Task objective: Give the listing back in full, exactly as written, with the pictures removed.

Data for this exercise:
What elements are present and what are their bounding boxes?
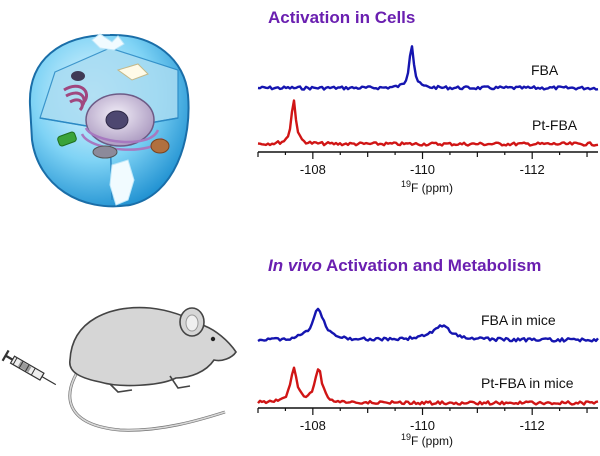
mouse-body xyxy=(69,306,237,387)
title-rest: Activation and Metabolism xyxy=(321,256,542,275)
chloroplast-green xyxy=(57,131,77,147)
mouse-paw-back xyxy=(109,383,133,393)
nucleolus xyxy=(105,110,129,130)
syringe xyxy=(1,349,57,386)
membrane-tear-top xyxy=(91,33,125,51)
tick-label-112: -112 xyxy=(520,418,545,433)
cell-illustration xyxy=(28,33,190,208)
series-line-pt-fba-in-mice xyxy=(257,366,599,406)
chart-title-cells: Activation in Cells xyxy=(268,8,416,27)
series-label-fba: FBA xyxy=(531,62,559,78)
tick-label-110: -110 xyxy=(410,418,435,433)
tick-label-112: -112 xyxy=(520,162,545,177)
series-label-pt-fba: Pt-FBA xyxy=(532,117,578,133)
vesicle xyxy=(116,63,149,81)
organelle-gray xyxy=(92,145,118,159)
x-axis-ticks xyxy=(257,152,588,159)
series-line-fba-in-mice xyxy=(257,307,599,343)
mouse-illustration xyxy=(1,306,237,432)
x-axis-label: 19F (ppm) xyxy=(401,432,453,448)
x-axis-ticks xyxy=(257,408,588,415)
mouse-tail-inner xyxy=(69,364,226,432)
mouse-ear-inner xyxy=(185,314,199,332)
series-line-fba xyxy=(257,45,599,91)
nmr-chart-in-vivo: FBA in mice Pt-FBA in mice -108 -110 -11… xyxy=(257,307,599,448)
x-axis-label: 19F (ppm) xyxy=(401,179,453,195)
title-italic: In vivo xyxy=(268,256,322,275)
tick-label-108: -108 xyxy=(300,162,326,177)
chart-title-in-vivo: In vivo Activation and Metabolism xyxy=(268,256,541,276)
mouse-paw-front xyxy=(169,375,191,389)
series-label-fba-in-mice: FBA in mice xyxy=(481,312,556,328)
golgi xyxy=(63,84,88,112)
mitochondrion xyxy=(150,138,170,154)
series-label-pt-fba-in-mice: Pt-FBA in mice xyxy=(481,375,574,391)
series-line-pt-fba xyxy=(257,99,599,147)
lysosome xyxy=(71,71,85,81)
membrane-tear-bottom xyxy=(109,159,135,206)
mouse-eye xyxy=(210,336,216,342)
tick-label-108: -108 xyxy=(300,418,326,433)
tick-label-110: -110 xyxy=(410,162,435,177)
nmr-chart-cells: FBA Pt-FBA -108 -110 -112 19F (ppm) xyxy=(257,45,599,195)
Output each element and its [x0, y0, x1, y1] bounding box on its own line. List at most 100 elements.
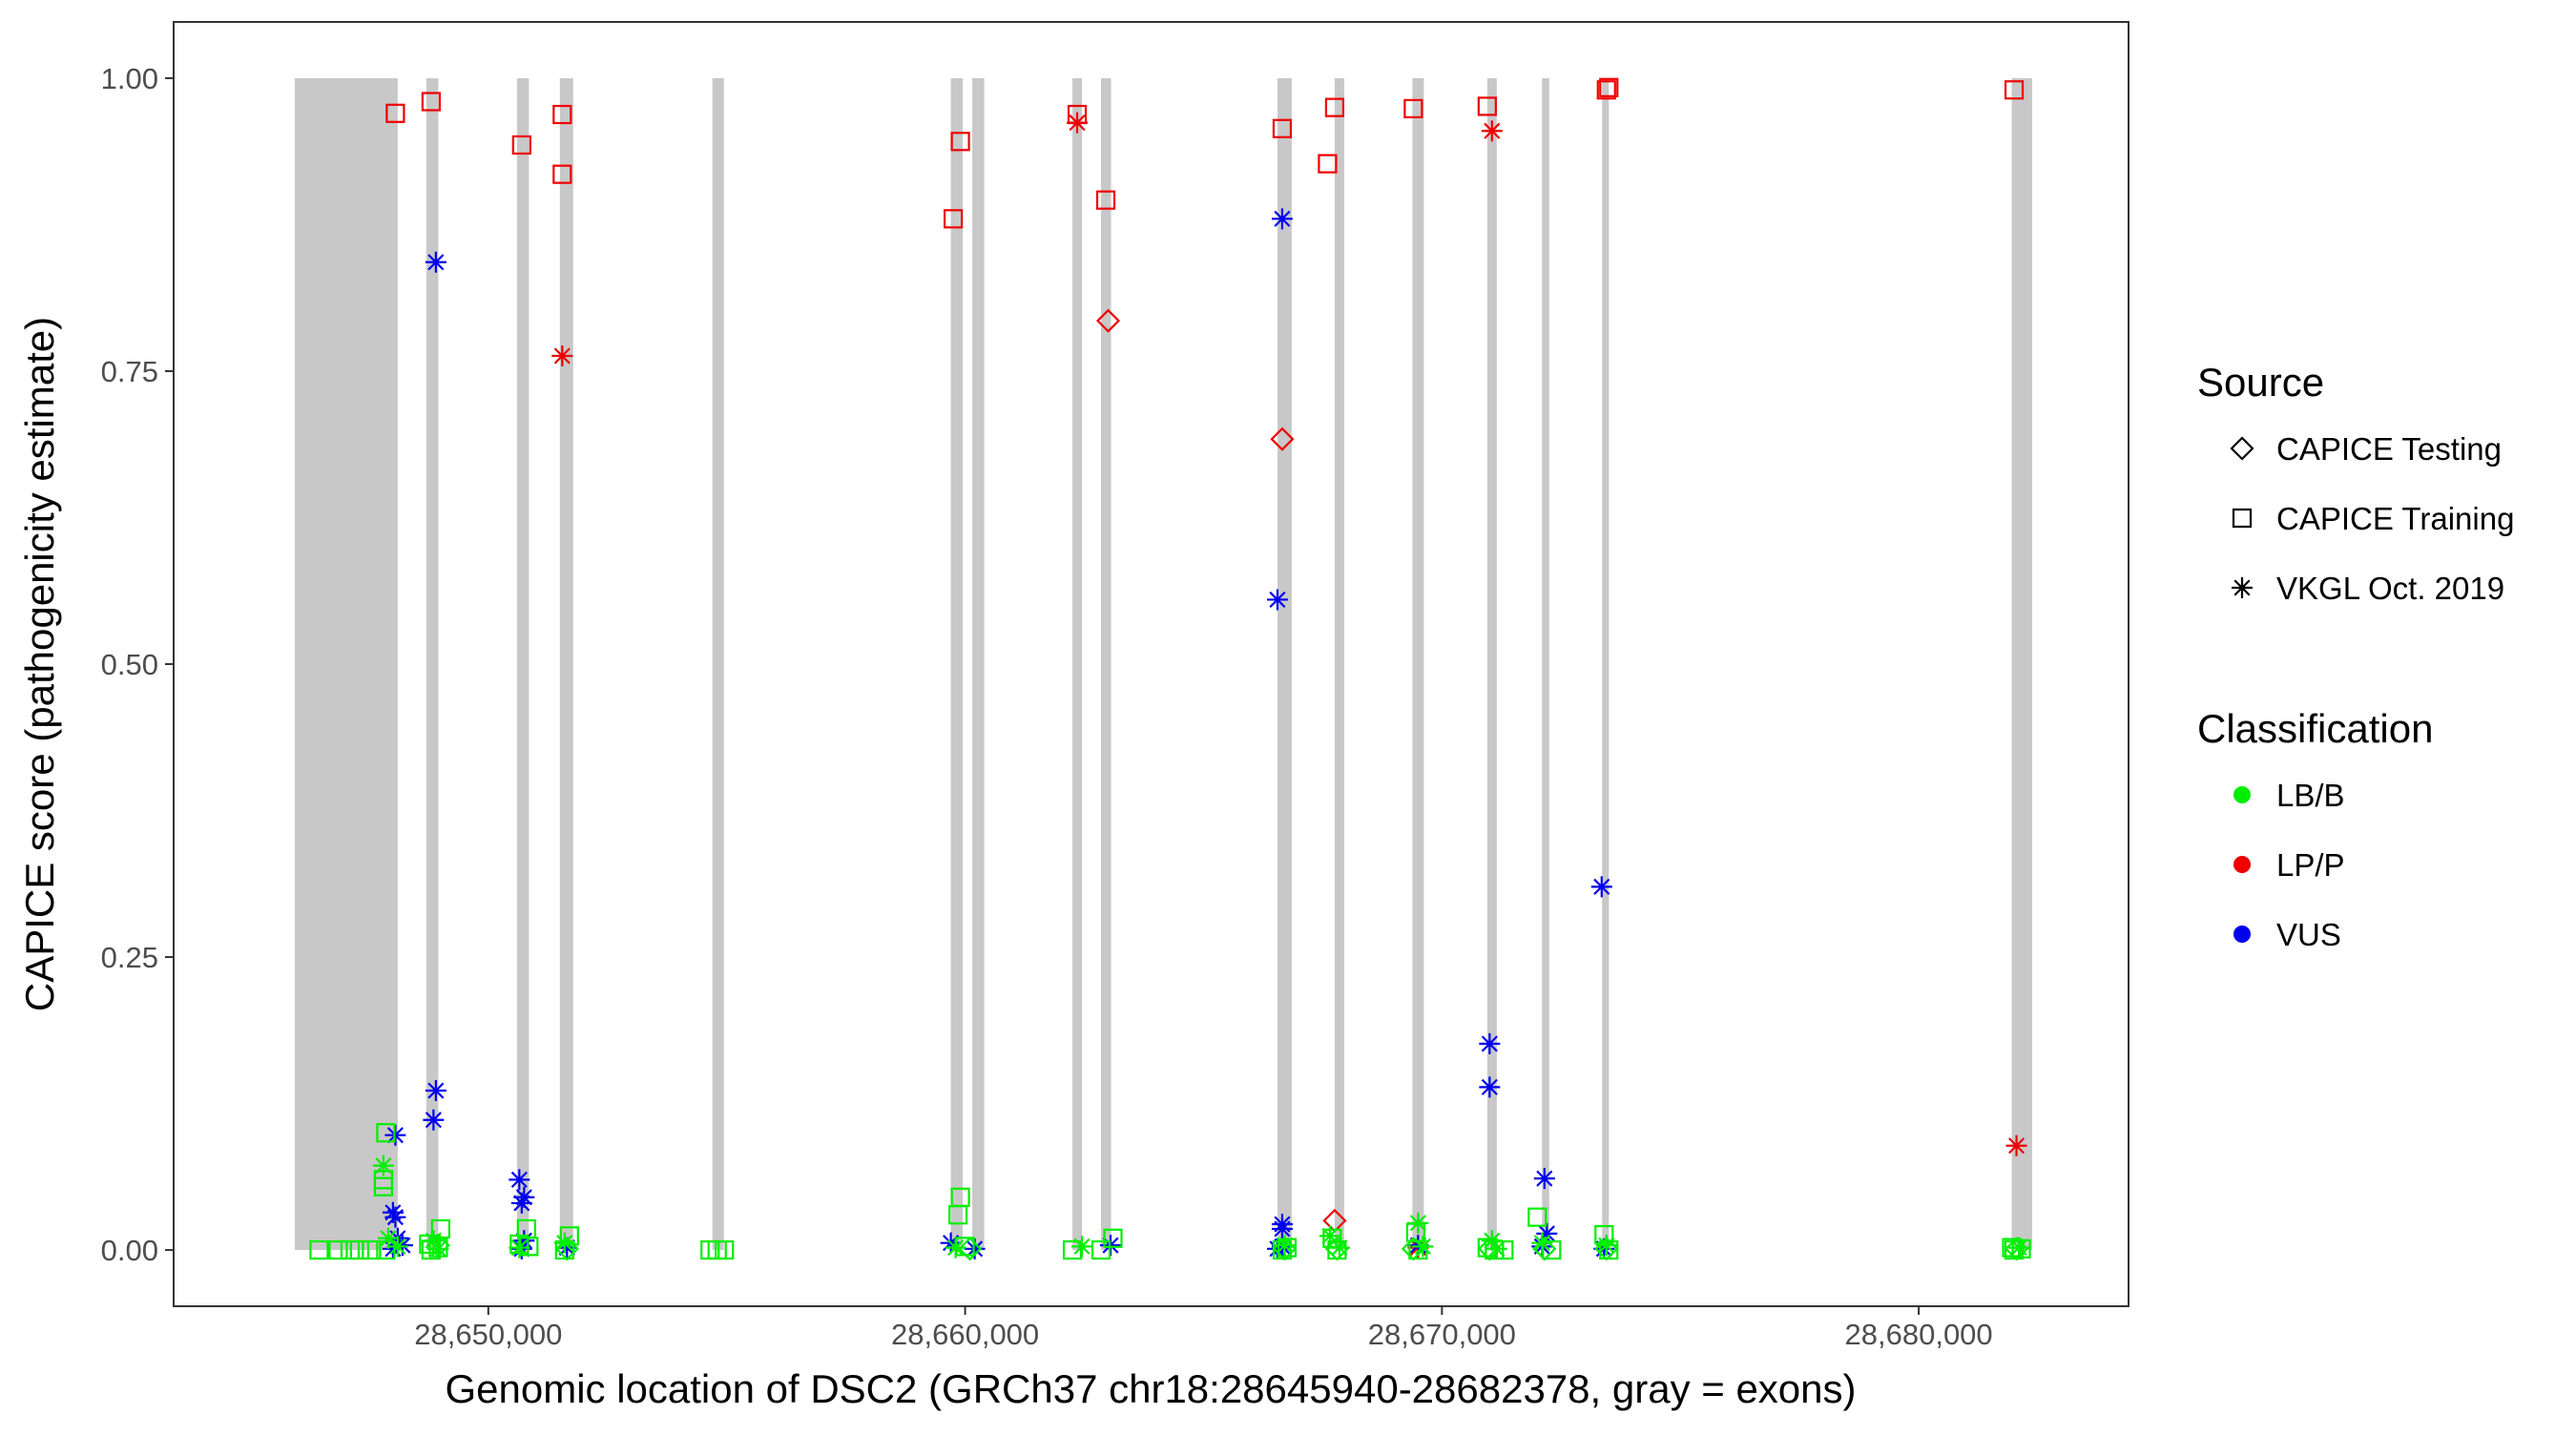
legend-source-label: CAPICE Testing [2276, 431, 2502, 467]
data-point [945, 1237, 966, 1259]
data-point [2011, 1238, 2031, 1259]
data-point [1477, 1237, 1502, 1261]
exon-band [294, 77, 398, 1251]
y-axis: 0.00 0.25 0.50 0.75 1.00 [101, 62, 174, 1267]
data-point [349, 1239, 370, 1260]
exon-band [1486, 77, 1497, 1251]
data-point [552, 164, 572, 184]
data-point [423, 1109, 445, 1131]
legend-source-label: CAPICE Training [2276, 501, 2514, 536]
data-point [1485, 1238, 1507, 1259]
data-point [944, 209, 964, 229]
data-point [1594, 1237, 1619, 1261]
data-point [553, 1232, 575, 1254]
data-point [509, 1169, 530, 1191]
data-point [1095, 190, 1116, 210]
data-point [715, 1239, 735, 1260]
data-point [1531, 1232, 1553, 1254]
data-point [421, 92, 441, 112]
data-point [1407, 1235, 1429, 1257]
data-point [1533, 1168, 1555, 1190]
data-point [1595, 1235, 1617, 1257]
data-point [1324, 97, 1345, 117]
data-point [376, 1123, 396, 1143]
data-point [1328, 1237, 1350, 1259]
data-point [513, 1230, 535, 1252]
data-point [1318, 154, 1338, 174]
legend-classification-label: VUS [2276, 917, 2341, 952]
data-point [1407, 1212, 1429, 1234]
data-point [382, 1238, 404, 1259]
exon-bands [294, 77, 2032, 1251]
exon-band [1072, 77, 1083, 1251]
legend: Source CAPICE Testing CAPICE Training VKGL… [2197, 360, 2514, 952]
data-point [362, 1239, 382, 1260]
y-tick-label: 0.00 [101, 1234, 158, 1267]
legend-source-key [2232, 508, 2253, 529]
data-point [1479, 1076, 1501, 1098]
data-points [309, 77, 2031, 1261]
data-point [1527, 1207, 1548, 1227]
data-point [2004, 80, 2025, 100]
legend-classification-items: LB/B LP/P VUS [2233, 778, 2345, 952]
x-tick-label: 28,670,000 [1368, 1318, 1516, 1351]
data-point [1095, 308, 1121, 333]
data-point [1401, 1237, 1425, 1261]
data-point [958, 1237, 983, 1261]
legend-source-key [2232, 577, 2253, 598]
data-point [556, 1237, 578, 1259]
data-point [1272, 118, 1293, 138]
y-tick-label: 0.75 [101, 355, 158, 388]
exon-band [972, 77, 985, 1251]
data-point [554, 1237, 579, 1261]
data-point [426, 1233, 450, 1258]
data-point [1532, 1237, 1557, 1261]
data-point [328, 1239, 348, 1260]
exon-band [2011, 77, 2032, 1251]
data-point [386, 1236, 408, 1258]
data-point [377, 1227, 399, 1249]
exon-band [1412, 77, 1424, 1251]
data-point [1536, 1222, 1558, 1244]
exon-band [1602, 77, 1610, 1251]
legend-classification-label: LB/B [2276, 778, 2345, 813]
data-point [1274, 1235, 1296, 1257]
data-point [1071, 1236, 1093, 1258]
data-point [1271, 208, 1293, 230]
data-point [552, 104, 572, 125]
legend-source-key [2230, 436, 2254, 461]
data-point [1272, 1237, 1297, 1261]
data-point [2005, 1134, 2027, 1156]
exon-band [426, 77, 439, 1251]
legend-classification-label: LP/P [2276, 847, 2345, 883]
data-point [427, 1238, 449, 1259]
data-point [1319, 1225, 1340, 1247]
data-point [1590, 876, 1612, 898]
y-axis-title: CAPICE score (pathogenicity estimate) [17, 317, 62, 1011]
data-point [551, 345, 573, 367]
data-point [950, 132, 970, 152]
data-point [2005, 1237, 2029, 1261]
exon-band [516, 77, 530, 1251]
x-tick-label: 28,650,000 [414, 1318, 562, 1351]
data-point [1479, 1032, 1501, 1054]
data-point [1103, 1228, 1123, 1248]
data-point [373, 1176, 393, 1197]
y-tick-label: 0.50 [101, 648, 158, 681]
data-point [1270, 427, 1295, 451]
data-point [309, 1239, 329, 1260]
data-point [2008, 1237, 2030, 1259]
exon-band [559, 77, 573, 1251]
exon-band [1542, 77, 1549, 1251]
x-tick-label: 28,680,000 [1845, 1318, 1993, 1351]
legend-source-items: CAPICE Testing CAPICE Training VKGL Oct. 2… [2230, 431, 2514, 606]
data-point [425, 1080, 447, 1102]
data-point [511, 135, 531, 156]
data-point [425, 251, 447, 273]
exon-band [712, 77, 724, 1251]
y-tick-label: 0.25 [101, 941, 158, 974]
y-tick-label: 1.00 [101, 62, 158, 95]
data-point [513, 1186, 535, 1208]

Answer section:
What elements are present and what are their bounding boxes?
mouse-body xyxy=(69,306,237,387)
title-rest: Activation and Metabolism xyxy=(321,256,542,275)
chloroplast-green xyxy=(57,131,77,147)
mouse-paw-back xyxy=(109,383,133,393)
nucleolus xyxy=(105,110,129,130)
syringe xyxy=(1,349,57,386)
membrane-tear-top xyxy=(91,33,125,51)
tick-label-112: -112 xyxy=(520,418,545,433)
cell-illustration xyxy=(28,33,190,208)
series-line-pt-fba-in-mice xyxy=(257,366,599,406)
chart-title-cells: Activation in Cells xyxy=(268,8,416,27)
series-label-fba: FBA xyxy=(531,62,559,78)
tick-label-110: -110 xyxy=(410,418,435,433)
tick-label-112: -112 xyxy=(520,162,545,177)
series-label-pt-fba: Pt-FBA xyxy=(532,117,578,133)
vesicle xyxy=(116,63,149,81)
organelle-gray xyxy=(92,145,118,159)
x-axis-ticks xyxy=(257,152,588,159)
series-line-fba-in-mice xyxy=(257,307,599,343)
mouse-illustration xyxy=(1,306,237,432)
x-axis-label: 19F (ppm) xyxy=(401,432,453,448)
x-axis-ticks xyxy=(257,408,588,415)
mouse-tail-inner xyxy=(69,364,226,432)
mouse-ear-inner xyxy=(185,314,199,332)
series-line-fba xyxy=(257,45,599,91)
nmr-chart-in-vivo: FBA in mice Pt-FBA in mice -108 -110 -11… xyxy=(257,307,599,448)
x-axis-label: 19F (ppm) xyxy=(401,179,453,195)
title-italic: In vivo xyxy=(268,256,322,275)
tick-label-108: -108 xyxy=(300,162,326,177)
chart-title-in-vivo: In vivo Activation and Metabolism xyxy=(268,256,541,276)
mouse-paw-front xyxy=(169,375,191,389)
series-label-fba-in-mice: FBA in mice xyxy=(481,312,556,328)
golgi xyxy=(63,84,88,112)
mitochondrion xyxy=(150,138,170,154)
series-label-pt-fba-in-mice: Pt-FBA in mice xyxy=(481,375,574,391)
series-line-pt-fba xyxy=(257,99,599,147)
lysosome xyxy=(71,71,85,81)
membrane-tear-bottom xyxy=(109,159,135,206)
mouse-eye xyxy=(210,336,216,342)
tick-label-108: -108 xyxy=(300,418,326,433)
tick-label-110: -110 xyxy=(410,162,435,177)
nmr-chart-cells: FBA Pt-FBA -108 -110 -112 19F (ppm) xyxy=(257,45,599,195)
Output each element and its [x0, y0, x1, y1] bounding box on its own line. List at most 100 elements.
legend-source-label: CAPICE Testing [2276, 431, 2502, 467]
data-point [945, 1237, 966, 1259]
data-point [2011, 1238, 2031, 1259]
data-point [1477, 1237, 1502, 1261]
exon-band [294, 77, 398, 1251]
y-axis: 0.00 0.25 0.50 0.75 1.00 [101, 62, 174, 1267]
data-point [349, 1239, 370, 1260]
exon-band [1486, 77, 1497, 1251]
data-point [552, 164, 572, 184]
data-point [423, 1109, 445, 1131]
legend-source-label: CAPICE Training [2276, 501, 2514, 536]
data-point [1485, 1238, 1507, 1259]
data-point [944, 209, 964, 229]
data-point [1594, 1237, 1619, 1261]
data-point [553, 1232, 575, 1254]
data-point [509, 1169, 530, 1191]
data-point [1095, 190, 1116, 210]
data-point [715, 1239, 735, 1260]
data-point [1531, 1232, 1553, 1254]
data-point [421, 92, 441, 112]
data-point [1407, 1235, 1429, 1257]
data-point [1533, 1168, 1555, 1190]
data-point [1595, 1235, 1617, 1257]
data-point [1324, 97, 1345, 117]
data-point [376, 1123, 396, 1143]
data-point [1328, 1237, 1350, 1259]
data-point [513, 1230, 535, 1252]
data-point [1318, 154, 1338, 174]
legend-classification-label: VUS [2276, 917, 2341, 952]
data-point [1407, 1212, 1429, 1234]
data-point [382, 1238, 404, 1259]
exon-bands [294, 77, 2032, 1251]
exon-band [1072, 77, 1083, 1251]
legend: Source CAPICE Testing CAPICE Training VKGL… [2197, 360, 2514, 952]
data-point [362, 1239, 382, 1260]
y-tick-label: 0.00 [101, 1234, 158, 1267]
legend-source-key [2232, 508, 2253, 529]
data-point [1479, 1076, 1501, 1098]
data-points [309, 77, 2031, 1261]
data-point [1527, 1207, 1548, 1227]
data-point [2004, 80, 2025, 100]
legend-classification-items: LB/B LP/P VUS [2233, 778, 2345, 952]
x-tick-label: 28,670,000 [1368, 1318, 1516, 1351]
data-point [1095, 308, 1121, 333]
data-point [1401, 1237, 1425, 1261]
data-point [958, 1237, 983, 1261]
legend-source-key [2232, 577, 2253, 598]
data-point [556, 1237, 578, 1259]
data-point [1272, 118, 1293, 138]
y-tick-label: 0.75 [101, 355, 158, 388]
exon-band [972, 77, 985, 1251]
data-point [554, 1237, 579, 1261]
data-point [426, 1233, 450, 1258]
data-point [1532, 1237, 1557, 1261]
data-point [328, 1239, 348, 1260]
exon-band [2011, 77, 2032, 1251]
data-point [386, 1236, 408, 1258]
data-point [377, 1227, 399, 1249]
exon-band [1412, 77, 1424, 1251]
data-point [1536, 1222, 1558, 1244]
exon-band [1602, 77, 1610, 1251]
legend-classification-label: LB/B [2276, 778, 2345, 813]
data-point [1274, 1235, 1296, 1257]
data-point [1071, 1236, 1093, 1258]
data-point [1271, 208, 1293, 230]
data-point [552, 104, 572, 125]
legend-source-key [2230, 436, 2254, 461]
data-point [1272, 1237, 1297, 1261]
data-point [2005, 1134, 2027, 1156]
exon-band [426, 77, 439, 1251]
legend-classification-label: LP/P [2276, 847, 2345, 883]
data-point [427, 1238, 449, 1259]
data-point [1319, 1225, 1340, 1247]
data-point [1590, 876, 1612, 898]
y-axis-title: CAPICE score (pathogenicity estimate) [17, 317, 62, 1011]
data-point [551, 345, 573, 367]
data-point [950, 132, 970, 152]
data-point [2005, 1237, 2029, 1261]
exon-band [516, 77, 530, 1251]
x-tick-label: 28,650,000 [414, 1318, 562, 1351]
data-point [1479, 1032, 1501, 1054]
data-point [1103, 1228, 1123, 1248]
data-point [373, 1176, 393, 1197]
y-tick-label: 0.50 [101, 648, 158, 681]
data-point [1270, 427, 1295, 451]
data-point [309, 1239, 329, 1260]
data-point [2008, 1237, 2030, 1259]
exon-band [559, 77, 573, 1251]
exon-band [1542, 77, 1549, 1251]
x-tick-label: 28,680,000 [1845, 1318, 1993, 1351]
legend-source-items: CAPICE Testing CAPICE Training VKGL Oct. 2… [2230, 431, 2514, 606]
data-point [425, 1080, 447, 1102]
data-point [511, 135, 531, 156]
data-point [425, 251, 447, 273]
exon-band [712, 77, 724, 1251]
y-tick-label: 0.25 [101, 941, 158, 974]
y-tick-label: 1.00 [101, 62, 158, 95]
data-point [513, 1186, 535, 1208]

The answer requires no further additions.